* _Dataset content_:
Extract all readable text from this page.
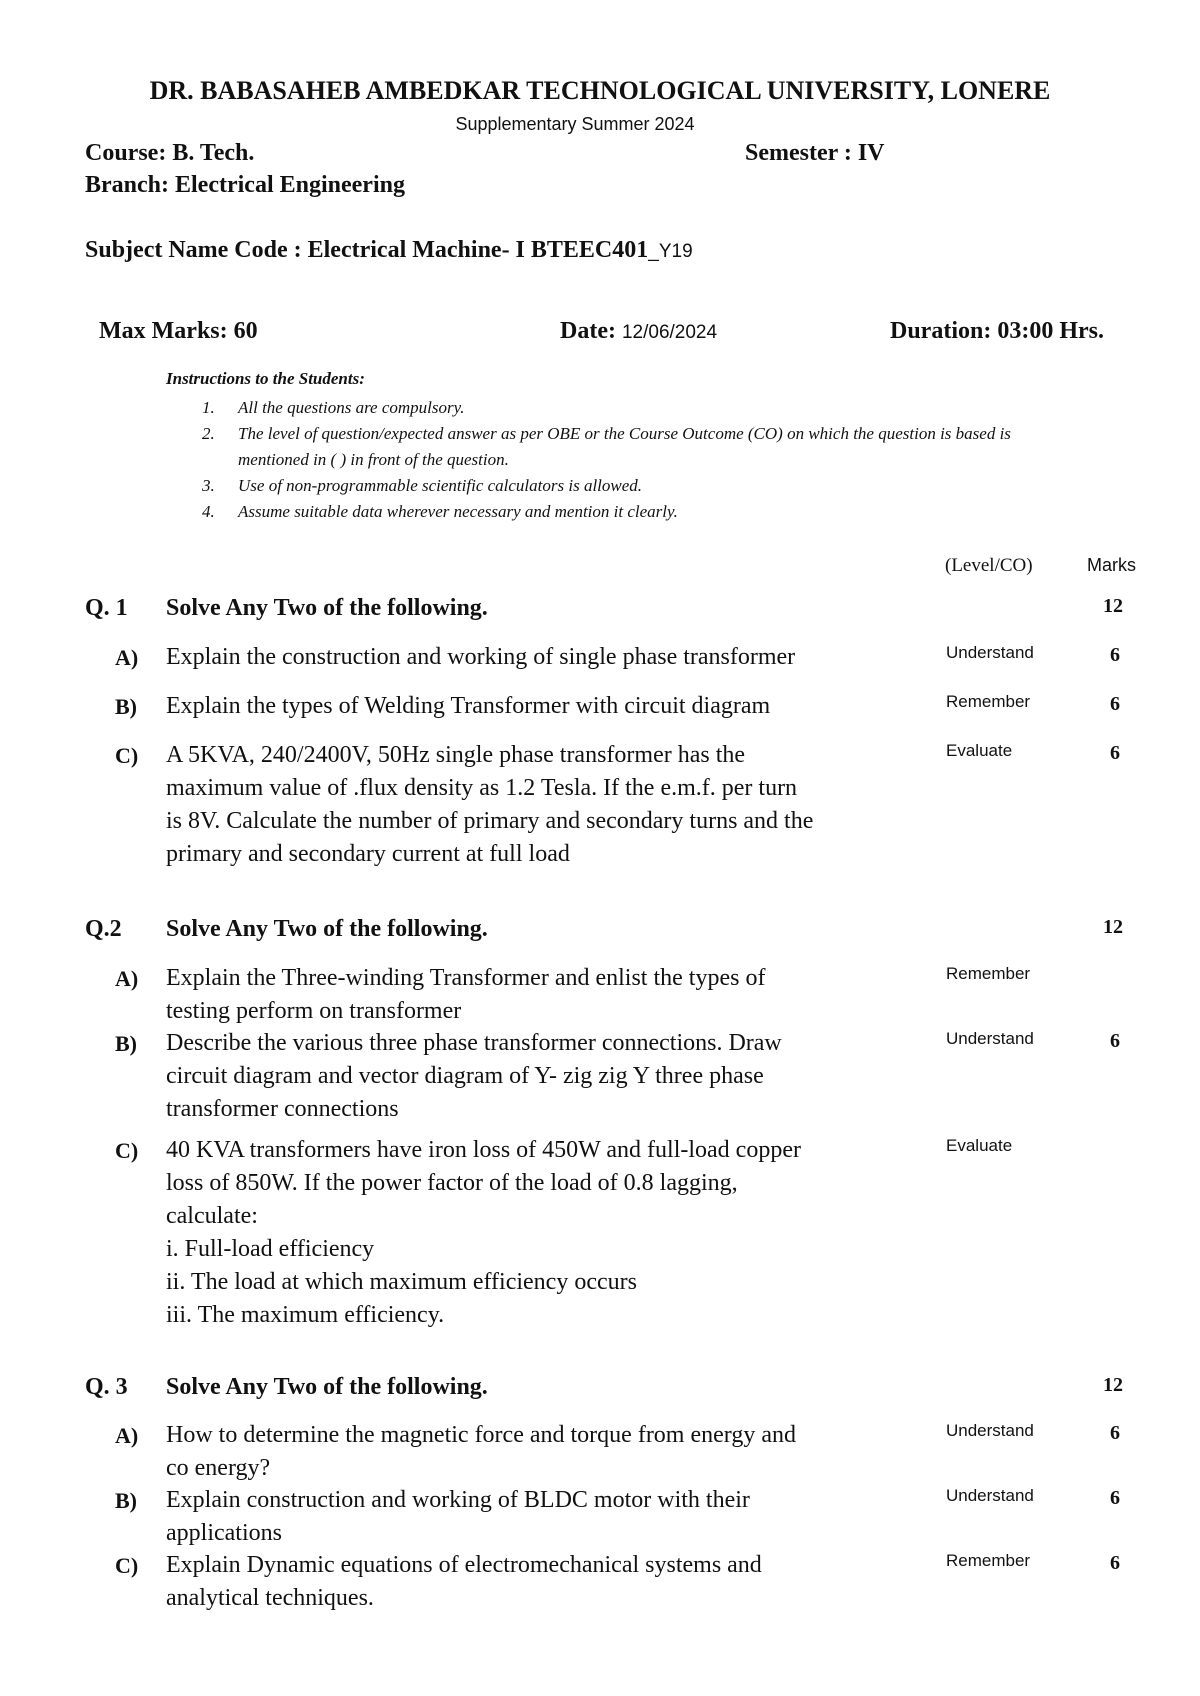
DR. BABASAHEB AMBEDKAR TECHNOLOGICAL UNIVERSITY, LONERE
Supplementary Summer 2024
Course: B. Tech.	Semester : IV
Branch: Electrical Engineering
Subject Name Code : Electrical Machine- I BTEEC401_Y19
Max Marks: 60	Date: 12/06/2024	Duration: 03:00 Hrs.
Instructions to the Students:
1. All the questions are compulsory.
2. The level of question/expected answer as per OBE or the Course Outcome (CO) on which the question is based is mentioned in ( ) in front of the question.
3. Use of non-programmable scientific calculators is allowed.
4. Assume suitable data wherever necessary and mention it clearly.
(Level/CO)	Marks
Q. 1 Solve Any Two of the following.	12
A) Explain the construction and working of single phase transformer	Understand	6
B) Explain the types of Welding Transformer with circuit diagram	Remember	6
C) A 5KVA, 240/2400V, 50Hz single phase transformer has the
maximum value of .flux density as 1.2 Tesla. If the e.m.f. per turn
is 8V. Calculate the number of primary and secondary turns and the
primary and secondary current at full load
Evaluate	6
Q.2 Solve Any Two of the following.	12
A) Explain the Three-winding Transformer and enlist the types of
testing perform on transformer
Remember
B) Describe the various three phase transformer connections. Draw
circuit diagram and vector diagram of Y- zig zig Y three phase
transformer connections
Understand	6
C) 40 KVA transformers have iron loss of 450W and full-load copper
loss of 850W. If the power factor of the load of 0.8 lagging,
calculate:
i. Full-load efficiency
ii. The load at which maximum efficiency occurs
iii. The maximum efficiency.
Evaluate
Q. 3 Solve Any Two of the following.	12
A) How to determine the magnetic force and torque from energy and
co energy?
Understand	6
B) Explain construction and working of BLDC motor with their
applications
Understand	6
C) Explain Dynamic equations of electromechanical systems and
analytical techniques.
Remember	6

* _Task requirements_: Make an exact copy of the records shown above, without the pictures.

* _Response_:
Extract all readable text from this page.
DR. BABASAHEB AMBEDKAR TECHNOLOGICAL UNIVERSITY, LONERE
Supplementary Summer 2024
Course: B. Tech.	Semester : IV
Branch: Electrical Engineering
Subject Name Code : Electrical Machine- I BTEEC401_Y19
Max Marks: 60	Date: 12/06/2024	Duration: 03:00 Hrs.
Instructions to the Students:
1. All the questions are compulsory.
2. The level of question/expected answer as per OBE or the Course Outcome (CO) on which the question is based is mentioned in ( ) in front of the question.
3. Use of non-programmable scientific calculators is allowed.
4. Assume suitable data wherever necessary and mention it clearly.
(Level/CO)	Marks
Q. 1 Solve Any Two of the following.	12
A) Explain the construction and working of single phase transformer	Understand	6
B) Explain the types of Welding Transformer with circuit diagram	Remember	6
C) A 5KVA, 240/2400V, 50Hz single phase transformer has the
maximum value of .flux density as 1.2 Tesla. If the e.m.f. per turn
is 8V. Calculate the number of primary and secondary turns and the
primary and secondary current at full load
Evaluate	6
Q.2 Solve Any Two of the following.	12
A) Explain the Three-winding Transformer and enlist the types of
testing perform on transformer
Remember
B) Describe the various three phase transformer connections. Draw
circuit diagram and vector diagram of Y- zig zig Y three phase
transformer connections
Understand	6
C) 40 KVA transformers have iron loss of 450W and full-load copper
loss of 850W. If the power factor of the load of 0.8 lagging,
calculate:
i. Full-load efficiency
ii. The load at which maximum efficiency occurs
iii. The maximum efficiency.
Evaluate
Q. 3 Solve Any Two of the following.	12
A) How to determine the magnetic force and torque from energy and
co energy?
Understand	6
B) Explain construction and working of BLDC motor with their
applications
Understand	6
C) Explain Dynamic equations of electromechanical systems and
analytical techniques.
Remember	6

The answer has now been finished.